▶ **Exercise**: All of the material below is to be restated word for word, apart from the pictures.
========================================
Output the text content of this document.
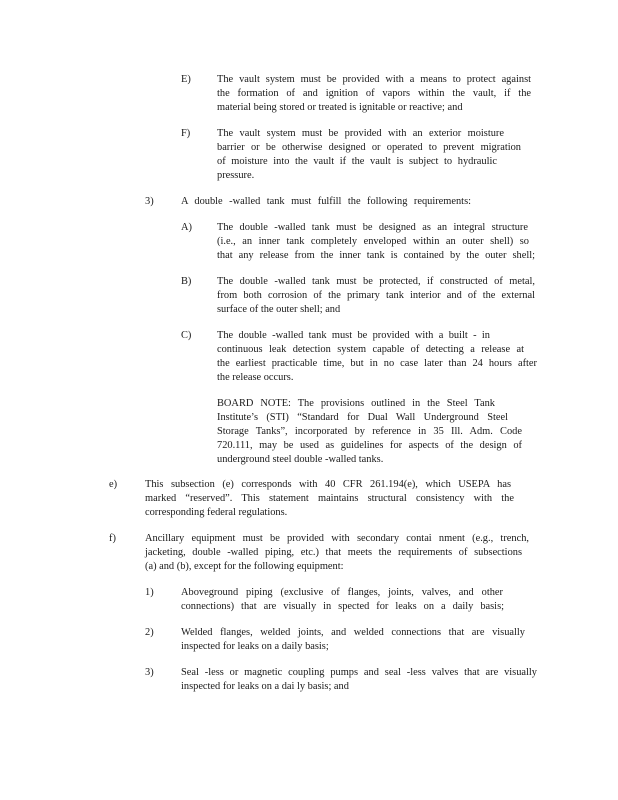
E)	The vault system must be provided with a means to protect against
the formation of and ignition of vapors within the vault, if the
material being stored or treated is ignitable or reactive; and
F)	The vault system must be provided with an exterior moisture
barrier or be otherwise designed or operated to prevent migration
of moisture into the vault if the vault is subject to hydraulic
pressure.
3)	A double -walled tank must fulfill the following requirements:
A) The double -walled tank must be designed as an integral structure
(i.e., an inner tank completely enveloped within an outer shell) so
that any release from the inner tank is contained by the outer shell;
B) The double -walled tank must be protected, if constructed of metal,
from both corrosion of the primary tank interior and of the external
surface of the outer shell; and
C) The double -walled tank must be provided with a built - in
continuous leak detection system capable of detecting a release at
the earliest practicable time, but in no case later than 24 hours after
the release occurs.
BOARD NOTE: The provisions outlined in the Steel Tank
Institute’s (STI) “Standard for Dual Wall Underground Steel
Storage Tanks”, incorporated by reference in 35 Ill. Adm. Code
720.111, may be used as guidelines for aspects of the design of
underground steel double -walled tanks.
e)	This subsection (e) corresponds with 40 CFR 261.194(e), which USEPA has
marked “reserved”. This statement maintains structural consistency with the
corresponding federal regulations.
f)	Ancillary equipment must be provided with secondary contai nment (e.g., trench,
jacketing, double -walled piping, etc.) that meets the requirements of subsections
(a) and (b), except for the following equipment:
1)	Aboveground piping (exclusive of flanges, joints, valves, and other
connections) that are visually in spected for leaks on a daily basis;
2)	Welded flanges, welded joints, and welded connections that are visually
inspected for leaks on a daily basis;
3)	Seal -less or magnetic coupling pumps and seal -less valves that are visually
inspected for leaks on a dai ly basis; and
========================================
▶ **Reply to the task**:
Output the text content of this document.
E)	The vault system must be provided with a means to protect against
the formation of and ignition of vapors within the vault, if the
material being stored or treated is ignitable or reactive; and
F)	The vault system must be provided with an exterior moisture
barrier or be otherwise designed or operated to prevent migration
of moisture into the vault if the vault is subject to hydraulic
pressure.
3)	A double -walled tank must fulfill the following requirements:
A) The double -walled tank must be designed as an integral structure
(i.e., an inner tank completely enveloped within an outer shell) so
that any release from the inner tank is contained by the outer shell;
B) The double -walled tank must be protected, if constructed of metal,
from both corrosion of the primary tank interior and of the external
surface of the outer shell; and
C) The double -walled tank must be provided with a built - in
continuous leak detection system capable of detecting a release at
the earliest practicable time, but in no case later than 24 hours after
the release occurs.
BOARD NOTE: The provisions outlined in the Steel Tank
Institute’s (STI) “Standard for Dual Wall Underground Steel
Storage Tanks”, incorporated by reference in 35 Ill. Adm. Code
720.111, may be used as guidelines for aspects of the design of
underground steel double -walled tanks.
e)	This subsection (e) corresponds with 40 CFR 261.194(e), which USEPA has
marked “reserved”. This statement maintains structural consistency with the
corresponding federal regulations.
f)	Ancillary equipment must be provided with secondary contai nment (e.g., trench,
jacketing, double -walled piping, etc.) that meets the requirements of subsections
(a) and (b), except for the following equipment:
1)	Aboveground piping (exclusive of flanges, joints, valves, and other
connections) that are visually in spected for leaks on a daily basis;
2)	Welded flanges, welded joints, and welded connections that are visually
inspected for leaks on a daily basis;
3)	Seal -less or magnetic coupling pumps and seal -less valves that are visually
inspected for leaks on a dai ly basis; and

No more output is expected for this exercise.